═══ SUPPLIED MATERIAL

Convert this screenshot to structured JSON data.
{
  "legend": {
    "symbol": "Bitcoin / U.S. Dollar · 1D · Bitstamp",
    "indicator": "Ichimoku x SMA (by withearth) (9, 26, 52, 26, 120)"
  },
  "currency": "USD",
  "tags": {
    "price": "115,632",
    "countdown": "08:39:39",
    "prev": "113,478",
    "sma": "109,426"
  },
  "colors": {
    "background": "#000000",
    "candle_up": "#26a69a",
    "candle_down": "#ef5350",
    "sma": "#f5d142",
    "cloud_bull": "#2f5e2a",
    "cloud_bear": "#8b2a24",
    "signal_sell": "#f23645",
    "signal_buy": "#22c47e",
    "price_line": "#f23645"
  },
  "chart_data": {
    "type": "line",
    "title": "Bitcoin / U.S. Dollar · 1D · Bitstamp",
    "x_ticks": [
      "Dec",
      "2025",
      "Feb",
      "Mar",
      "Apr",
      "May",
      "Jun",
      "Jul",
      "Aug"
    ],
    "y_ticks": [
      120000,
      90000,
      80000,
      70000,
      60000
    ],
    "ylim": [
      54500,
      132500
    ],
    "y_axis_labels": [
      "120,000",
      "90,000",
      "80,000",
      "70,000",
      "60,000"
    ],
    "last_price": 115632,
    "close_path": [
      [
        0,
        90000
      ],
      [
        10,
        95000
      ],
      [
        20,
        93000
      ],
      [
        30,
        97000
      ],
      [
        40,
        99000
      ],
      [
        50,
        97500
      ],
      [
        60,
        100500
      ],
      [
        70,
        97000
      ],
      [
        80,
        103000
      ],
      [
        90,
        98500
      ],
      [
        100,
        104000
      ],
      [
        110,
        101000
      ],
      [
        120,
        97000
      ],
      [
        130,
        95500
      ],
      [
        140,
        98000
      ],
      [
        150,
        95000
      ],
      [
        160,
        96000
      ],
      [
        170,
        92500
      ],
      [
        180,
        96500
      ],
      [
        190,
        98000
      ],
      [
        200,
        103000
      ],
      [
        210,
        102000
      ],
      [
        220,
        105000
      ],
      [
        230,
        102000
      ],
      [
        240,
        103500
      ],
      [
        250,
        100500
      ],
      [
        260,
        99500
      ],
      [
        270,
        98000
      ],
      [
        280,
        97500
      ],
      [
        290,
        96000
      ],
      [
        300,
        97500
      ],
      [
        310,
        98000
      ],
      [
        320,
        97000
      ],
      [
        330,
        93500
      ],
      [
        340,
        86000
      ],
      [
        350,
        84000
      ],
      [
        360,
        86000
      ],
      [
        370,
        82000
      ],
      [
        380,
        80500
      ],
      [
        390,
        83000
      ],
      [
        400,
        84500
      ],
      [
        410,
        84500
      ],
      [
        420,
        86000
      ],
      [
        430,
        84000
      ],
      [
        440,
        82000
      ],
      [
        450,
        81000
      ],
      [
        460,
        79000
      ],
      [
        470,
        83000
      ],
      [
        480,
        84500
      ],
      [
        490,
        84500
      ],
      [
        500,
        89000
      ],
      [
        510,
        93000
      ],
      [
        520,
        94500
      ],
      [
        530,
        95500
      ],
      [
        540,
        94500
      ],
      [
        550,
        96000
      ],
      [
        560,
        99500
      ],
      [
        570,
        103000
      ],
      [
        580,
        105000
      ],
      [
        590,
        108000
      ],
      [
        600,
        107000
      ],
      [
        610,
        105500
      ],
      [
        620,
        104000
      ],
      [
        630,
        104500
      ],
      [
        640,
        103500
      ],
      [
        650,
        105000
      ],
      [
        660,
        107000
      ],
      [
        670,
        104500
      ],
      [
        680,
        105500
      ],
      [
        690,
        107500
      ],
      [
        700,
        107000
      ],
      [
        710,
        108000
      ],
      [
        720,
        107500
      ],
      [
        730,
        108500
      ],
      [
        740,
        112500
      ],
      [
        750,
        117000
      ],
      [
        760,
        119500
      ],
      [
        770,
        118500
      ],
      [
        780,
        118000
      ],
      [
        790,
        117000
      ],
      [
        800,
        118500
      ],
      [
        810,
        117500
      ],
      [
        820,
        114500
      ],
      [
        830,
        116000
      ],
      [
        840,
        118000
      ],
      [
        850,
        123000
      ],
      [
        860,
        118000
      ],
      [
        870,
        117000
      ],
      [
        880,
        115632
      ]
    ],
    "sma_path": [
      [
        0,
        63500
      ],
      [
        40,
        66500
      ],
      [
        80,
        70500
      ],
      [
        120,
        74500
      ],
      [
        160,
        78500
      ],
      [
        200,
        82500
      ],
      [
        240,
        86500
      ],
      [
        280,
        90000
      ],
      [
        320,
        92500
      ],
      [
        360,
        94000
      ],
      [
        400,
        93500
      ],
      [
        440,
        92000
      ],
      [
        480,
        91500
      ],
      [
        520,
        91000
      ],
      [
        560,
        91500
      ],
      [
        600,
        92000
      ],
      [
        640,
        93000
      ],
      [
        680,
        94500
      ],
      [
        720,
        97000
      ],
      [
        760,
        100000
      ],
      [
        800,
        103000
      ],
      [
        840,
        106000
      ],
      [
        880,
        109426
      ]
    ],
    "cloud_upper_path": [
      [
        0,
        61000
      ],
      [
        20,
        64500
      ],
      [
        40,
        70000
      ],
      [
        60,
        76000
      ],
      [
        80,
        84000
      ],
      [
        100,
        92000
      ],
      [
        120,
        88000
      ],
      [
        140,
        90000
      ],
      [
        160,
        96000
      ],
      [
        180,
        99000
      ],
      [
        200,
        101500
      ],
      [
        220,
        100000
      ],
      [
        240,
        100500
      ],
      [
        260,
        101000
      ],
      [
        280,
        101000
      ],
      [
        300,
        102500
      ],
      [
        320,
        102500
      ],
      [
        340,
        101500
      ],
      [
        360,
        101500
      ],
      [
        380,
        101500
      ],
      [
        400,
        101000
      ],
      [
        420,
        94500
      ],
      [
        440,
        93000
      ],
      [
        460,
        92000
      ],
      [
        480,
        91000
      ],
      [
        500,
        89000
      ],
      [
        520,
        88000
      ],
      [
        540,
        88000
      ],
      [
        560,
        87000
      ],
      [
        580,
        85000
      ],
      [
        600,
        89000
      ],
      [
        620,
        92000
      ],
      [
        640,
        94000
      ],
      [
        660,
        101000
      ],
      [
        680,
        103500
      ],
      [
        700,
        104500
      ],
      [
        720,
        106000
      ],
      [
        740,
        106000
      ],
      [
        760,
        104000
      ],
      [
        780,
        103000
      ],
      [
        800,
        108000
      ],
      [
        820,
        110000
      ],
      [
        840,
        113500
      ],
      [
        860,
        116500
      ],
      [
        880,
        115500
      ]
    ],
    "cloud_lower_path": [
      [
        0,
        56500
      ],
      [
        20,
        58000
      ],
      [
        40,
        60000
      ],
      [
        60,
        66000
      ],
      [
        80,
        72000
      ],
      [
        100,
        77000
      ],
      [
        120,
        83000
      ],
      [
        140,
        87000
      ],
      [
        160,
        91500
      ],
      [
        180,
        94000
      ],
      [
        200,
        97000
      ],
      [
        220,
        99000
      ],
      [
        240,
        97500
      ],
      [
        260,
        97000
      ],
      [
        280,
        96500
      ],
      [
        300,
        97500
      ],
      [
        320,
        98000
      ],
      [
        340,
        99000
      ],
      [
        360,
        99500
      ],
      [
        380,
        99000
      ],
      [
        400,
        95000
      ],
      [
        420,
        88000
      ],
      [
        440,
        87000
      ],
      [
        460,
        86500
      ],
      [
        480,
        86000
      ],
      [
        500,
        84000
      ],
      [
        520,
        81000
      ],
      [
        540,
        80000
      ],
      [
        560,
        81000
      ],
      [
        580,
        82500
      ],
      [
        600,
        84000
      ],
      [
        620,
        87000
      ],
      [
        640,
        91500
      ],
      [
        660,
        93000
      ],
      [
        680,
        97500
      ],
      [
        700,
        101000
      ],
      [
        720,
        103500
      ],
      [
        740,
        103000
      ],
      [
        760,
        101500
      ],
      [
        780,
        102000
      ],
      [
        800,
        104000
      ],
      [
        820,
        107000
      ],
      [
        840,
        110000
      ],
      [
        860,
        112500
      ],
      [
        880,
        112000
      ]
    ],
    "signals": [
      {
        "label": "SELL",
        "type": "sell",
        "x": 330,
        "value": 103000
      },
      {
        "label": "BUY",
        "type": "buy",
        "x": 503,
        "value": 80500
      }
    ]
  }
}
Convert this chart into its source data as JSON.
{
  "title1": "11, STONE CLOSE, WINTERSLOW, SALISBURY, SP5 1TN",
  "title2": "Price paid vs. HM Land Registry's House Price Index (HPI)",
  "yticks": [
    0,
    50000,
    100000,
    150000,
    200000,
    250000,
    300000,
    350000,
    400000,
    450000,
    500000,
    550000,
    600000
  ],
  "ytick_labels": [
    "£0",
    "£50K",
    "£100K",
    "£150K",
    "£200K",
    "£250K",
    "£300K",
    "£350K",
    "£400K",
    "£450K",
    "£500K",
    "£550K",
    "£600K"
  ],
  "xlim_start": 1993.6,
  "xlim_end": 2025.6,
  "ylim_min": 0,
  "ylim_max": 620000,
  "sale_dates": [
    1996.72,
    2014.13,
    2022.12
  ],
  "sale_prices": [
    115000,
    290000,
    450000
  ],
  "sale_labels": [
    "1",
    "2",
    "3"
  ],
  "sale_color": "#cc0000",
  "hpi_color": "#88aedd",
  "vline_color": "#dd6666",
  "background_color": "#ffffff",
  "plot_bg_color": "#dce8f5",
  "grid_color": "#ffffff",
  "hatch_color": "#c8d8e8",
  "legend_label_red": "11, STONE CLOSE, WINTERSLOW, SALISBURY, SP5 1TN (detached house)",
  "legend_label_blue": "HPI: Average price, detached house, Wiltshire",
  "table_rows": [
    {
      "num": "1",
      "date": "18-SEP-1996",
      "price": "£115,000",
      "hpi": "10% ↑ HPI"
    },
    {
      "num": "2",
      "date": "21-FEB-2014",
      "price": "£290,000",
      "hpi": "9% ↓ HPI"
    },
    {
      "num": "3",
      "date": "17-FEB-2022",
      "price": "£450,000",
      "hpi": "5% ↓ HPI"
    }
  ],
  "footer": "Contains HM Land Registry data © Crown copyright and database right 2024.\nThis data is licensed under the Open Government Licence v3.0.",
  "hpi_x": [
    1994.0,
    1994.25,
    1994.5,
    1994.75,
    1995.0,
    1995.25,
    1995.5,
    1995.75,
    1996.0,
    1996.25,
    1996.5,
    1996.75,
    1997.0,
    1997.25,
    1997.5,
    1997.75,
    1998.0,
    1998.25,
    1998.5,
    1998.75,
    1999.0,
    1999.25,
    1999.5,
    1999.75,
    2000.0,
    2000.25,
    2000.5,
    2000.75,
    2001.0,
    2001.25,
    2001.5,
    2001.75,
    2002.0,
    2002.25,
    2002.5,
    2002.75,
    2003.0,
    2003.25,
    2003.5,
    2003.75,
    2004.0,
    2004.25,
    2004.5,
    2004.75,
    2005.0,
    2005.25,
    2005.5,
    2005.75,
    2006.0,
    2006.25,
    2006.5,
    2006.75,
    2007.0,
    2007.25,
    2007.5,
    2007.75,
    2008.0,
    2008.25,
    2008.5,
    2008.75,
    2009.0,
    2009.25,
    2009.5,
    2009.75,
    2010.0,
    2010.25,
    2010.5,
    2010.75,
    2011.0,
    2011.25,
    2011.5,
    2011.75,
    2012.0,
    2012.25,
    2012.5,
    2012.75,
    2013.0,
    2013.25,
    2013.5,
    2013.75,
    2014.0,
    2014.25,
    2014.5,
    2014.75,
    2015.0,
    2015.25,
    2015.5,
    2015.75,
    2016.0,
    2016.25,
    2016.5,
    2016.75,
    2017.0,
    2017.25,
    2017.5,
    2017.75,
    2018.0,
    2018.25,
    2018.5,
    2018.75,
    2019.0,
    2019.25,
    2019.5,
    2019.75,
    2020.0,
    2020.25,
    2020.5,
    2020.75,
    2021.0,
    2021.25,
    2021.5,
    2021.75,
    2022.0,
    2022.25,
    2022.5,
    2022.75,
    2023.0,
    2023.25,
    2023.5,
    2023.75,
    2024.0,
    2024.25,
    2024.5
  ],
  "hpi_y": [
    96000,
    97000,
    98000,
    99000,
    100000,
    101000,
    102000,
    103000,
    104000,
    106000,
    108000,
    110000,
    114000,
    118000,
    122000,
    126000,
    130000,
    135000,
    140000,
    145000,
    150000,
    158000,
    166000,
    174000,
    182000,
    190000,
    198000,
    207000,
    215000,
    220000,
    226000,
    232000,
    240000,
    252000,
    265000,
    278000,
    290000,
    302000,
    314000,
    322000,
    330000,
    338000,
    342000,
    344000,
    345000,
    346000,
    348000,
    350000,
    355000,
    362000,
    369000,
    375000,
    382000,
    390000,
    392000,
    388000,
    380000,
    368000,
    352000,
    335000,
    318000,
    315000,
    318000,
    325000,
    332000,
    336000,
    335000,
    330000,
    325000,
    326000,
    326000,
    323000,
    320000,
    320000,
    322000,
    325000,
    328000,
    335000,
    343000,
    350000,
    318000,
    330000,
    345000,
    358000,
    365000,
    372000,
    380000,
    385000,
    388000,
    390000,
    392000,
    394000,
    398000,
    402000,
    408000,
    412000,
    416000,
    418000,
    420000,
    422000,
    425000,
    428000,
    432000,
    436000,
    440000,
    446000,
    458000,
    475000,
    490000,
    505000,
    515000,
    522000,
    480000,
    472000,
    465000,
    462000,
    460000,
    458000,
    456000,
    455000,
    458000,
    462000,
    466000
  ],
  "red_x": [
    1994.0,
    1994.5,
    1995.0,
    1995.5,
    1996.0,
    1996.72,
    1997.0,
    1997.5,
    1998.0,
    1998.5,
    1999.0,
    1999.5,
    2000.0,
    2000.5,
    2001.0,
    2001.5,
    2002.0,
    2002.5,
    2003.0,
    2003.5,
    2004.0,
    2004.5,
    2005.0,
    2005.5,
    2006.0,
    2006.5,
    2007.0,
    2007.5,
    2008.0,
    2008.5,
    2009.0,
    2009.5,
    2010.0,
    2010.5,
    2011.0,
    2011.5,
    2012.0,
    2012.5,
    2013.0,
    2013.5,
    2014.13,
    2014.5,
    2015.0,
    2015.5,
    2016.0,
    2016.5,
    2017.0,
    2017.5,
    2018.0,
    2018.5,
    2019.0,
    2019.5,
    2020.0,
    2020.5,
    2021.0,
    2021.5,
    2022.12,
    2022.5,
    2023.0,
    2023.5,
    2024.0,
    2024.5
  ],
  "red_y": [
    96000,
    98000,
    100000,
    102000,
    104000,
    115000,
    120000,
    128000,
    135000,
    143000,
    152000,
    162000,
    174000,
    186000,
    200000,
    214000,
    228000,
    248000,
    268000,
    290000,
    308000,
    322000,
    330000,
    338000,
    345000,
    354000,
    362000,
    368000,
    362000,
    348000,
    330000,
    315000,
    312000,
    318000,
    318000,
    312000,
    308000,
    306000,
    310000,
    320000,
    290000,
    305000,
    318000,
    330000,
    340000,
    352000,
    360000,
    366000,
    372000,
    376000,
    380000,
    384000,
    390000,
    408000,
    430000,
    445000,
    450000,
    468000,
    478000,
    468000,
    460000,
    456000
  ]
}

══════

# GIVEN PROBLEM:
From the listing above, pick out each line where the word "STONE" appears.

# SOLUTION FOR THIS TASK:
  "title1": "11, STONE CLOSE, WINTERSLOW, SALISBURY, SP5 1TN",
  "legend_label_red": "11, STONE CLOSE, WINTERSLOW, SALISBURY, SP5 1TN (detached house)",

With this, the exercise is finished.